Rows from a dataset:
-------------------------

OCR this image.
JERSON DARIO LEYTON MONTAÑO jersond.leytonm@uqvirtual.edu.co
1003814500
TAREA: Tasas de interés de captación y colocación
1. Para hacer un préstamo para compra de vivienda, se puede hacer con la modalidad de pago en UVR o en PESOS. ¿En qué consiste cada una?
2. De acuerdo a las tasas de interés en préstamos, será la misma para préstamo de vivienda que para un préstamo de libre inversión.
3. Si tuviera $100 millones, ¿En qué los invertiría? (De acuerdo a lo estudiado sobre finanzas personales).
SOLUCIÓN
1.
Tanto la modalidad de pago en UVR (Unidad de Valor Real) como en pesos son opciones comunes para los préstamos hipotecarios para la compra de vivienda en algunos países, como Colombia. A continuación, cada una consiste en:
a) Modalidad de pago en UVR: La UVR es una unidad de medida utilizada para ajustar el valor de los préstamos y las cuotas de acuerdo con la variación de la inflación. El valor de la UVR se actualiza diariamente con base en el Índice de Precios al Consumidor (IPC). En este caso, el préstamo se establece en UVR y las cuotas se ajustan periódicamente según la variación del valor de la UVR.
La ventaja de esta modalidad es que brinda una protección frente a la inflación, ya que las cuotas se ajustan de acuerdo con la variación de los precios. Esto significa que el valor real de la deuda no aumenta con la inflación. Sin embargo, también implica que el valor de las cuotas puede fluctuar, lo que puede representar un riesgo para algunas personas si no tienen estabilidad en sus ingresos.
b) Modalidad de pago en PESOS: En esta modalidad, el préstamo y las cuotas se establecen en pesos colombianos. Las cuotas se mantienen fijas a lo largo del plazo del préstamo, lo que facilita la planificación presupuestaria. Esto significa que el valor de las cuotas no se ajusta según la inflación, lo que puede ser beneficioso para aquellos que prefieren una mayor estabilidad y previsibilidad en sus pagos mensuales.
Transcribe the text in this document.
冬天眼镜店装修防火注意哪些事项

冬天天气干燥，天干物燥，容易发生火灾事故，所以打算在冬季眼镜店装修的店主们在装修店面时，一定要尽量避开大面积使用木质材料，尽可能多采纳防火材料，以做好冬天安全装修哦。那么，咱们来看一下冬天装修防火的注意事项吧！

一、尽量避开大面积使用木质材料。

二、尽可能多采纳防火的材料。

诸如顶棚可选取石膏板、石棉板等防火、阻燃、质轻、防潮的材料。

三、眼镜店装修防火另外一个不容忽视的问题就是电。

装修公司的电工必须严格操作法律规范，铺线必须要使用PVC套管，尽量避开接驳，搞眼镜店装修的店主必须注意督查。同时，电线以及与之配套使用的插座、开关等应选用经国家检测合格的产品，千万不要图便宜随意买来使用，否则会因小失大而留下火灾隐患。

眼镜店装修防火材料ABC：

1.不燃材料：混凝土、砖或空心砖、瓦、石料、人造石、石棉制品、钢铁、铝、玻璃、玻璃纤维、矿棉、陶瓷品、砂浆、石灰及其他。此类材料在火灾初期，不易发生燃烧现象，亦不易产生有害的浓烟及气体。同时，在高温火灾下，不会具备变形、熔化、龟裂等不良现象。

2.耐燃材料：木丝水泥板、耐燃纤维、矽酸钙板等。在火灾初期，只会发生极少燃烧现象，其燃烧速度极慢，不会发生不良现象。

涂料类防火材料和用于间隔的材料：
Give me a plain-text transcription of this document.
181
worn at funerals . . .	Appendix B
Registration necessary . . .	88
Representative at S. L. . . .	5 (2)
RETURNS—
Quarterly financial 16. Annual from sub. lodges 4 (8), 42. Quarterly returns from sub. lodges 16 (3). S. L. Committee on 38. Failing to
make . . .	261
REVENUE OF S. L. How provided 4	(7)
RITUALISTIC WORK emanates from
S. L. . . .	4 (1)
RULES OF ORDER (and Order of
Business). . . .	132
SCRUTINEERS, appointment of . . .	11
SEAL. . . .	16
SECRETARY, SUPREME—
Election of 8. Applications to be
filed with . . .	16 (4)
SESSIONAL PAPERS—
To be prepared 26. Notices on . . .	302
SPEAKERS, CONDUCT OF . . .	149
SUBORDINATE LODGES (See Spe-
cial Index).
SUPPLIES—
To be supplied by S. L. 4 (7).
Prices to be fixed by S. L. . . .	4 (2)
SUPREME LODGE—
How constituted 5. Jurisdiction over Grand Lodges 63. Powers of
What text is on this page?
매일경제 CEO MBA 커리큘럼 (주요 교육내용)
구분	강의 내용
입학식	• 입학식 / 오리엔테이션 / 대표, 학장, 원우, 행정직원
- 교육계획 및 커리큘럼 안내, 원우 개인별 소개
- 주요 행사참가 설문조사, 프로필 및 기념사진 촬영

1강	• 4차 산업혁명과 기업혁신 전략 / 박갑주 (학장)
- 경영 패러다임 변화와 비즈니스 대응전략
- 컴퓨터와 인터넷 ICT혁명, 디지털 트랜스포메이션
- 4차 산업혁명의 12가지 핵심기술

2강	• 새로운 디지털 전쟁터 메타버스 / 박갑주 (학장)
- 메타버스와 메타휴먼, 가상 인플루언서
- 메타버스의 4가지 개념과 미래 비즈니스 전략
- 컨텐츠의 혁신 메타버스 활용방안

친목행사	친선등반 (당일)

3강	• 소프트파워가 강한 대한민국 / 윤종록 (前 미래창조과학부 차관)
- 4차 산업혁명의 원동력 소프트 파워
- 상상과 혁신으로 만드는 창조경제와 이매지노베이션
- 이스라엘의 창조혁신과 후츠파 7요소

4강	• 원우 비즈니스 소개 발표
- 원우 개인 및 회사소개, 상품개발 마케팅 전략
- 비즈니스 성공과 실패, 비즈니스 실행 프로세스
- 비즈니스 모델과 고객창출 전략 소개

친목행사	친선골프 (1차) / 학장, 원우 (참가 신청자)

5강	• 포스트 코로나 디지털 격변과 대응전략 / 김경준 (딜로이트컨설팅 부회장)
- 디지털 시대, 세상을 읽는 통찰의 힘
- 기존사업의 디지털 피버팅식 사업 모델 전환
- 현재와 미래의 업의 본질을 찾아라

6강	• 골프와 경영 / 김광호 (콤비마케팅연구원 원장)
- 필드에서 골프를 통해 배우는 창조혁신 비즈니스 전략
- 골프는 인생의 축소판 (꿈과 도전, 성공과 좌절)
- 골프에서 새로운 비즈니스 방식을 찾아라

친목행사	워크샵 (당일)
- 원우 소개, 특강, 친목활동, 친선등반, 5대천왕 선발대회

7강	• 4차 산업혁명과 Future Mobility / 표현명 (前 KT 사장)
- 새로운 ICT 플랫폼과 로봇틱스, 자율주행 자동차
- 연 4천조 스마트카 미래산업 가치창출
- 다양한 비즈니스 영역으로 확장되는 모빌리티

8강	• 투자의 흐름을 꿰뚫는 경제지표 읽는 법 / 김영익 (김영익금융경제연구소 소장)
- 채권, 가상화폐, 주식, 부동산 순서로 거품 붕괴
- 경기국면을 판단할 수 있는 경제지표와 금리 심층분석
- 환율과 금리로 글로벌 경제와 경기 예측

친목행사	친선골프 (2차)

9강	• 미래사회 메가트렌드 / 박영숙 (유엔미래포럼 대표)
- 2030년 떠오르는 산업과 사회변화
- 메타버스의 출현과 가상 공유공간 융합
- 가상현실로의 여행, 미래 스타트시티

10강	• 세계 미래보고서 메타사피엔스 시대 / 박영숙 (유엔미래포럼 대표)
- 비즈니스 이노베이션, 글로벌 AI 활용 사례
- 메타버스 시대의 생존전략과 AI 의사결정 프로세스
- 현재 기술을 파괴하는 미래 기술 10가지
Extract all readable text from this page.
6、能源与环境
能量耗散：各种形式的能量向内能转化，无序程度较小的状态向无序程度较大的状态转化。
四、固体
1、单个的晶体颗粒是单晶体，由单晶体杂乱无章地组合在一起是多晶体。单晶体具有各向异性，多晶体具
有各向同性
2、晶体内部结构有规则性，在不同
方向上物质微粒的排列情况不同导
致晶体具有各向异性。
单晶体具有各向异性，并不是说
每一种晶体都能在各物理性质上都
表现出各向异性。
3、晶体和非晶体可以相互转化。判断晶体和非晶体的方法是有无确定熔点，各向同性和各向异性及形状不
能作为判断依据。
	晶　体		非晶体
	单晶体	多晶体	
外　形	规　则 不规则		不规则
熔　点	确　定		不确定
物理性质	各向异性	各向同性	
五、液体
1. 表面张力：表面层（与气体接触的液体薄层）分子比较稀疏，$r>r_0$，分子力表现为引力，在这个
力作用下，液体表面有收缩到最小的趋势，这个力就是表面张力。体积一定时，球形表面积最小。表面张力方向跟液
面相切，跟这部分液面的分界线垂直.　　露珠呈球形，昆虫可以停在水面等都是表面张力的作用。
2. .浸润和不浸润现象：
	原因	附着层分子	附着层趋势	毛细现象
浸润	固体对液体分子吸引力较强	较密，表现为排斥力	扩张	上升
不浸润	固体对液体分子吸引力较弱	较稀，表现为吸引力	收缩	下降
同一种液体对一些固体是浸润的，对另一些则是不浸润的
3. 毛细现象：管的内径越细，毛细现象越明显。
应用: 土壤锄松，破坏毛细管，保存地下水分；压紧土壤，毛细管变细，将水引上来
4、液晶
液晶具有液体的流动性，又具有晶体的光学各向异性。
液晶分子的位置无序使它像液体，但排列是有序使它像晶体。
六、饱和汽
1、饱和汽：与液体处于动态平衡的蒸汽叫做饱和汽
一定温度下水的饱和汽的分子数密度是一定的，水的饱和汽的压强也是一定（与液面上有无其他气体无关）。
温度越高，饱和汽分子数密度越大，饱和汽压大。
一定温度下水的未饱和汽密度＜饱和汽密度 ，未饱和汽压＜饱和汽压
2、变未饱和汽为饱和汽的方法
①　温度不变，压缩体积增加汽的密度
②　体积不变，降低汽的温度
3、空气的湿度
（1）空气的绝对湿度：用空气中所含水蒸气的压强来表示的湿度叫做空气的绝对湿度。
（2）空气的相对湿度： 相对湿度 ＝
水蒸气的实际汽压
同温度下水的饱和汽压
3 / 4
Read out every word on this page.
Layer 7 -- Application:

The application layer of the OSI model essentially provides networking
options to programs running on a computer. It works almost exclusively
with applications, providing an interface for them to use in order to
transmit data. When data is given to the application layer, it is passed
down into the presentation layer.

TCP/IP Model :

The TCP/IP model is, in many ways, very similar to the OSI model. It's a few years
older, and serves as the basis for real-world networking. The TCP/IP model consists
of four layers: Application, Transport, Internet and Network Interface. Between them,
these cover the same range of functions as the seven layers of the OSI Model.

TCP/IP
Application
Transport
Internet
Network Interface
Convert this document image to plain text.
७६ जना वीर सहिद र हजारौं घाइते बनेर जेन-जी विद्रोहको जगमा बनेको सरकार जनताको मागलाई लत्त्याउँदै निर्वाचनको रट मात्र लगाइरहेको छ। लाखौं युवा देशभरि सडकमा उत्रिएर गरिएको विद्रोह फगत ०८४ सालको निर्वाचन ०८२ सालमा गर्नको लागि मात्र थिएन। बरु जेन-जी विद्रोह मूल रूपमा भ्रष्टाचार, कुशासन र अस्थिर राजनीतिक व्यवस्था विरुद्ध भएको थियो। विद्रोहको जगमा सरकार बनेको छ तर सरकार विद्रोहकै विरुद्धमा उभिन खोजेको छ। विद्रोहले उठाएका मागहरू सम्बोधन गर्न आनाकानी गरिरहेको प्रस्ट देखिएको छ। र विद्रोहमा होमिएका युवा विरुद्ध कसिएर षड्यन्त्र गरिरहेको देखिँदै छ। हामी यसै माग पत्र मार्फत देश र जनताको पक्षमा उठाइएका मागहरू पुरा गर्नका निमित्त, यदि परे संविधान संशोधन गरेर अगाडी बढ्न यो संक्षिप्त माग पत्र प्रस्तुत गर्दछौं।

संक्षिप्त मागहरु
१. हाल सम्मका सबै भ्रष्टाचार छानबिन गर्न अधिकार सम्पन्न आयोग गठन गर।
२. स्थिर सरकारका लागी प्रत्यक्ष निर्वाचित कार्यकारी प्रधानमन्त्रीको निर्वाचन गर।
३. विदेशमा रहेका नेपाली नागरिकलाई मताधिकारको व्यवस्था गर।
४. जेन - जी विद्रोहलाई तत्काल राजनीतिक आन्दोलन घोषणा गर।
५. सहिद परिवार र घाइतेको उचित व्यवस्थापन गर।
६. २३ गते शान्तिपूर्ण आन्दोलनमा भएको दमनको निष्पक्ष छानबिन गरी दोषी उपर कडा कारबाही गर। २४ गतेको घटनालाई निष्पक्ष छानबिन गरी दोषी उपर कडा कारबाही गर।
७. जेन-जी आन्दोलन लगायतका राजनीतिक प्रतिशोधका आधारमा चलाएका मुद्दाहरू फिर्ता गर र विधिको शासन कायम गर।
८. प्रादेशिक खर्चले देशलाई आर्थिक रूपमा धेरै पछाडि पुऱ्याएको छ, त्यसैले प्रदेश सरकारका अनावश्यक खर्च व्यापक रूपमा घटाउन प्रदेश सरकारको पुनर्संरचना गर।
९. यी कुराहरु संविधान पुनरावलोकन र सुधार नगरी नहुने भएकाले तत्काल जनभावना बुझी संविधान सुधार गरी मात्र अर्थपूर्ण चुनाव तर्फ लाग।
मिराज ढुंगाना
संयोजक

-------------------------

Task » Copy out all lines from the material above that contain the string "산업혁명과".

Task response »
1강	• 4차 산업혁명과 기업혁신 전략 / 박갑주 (학장)
7강	• 4차 산업혁명과 Future Mobility / 표현명 (前 KT 사장)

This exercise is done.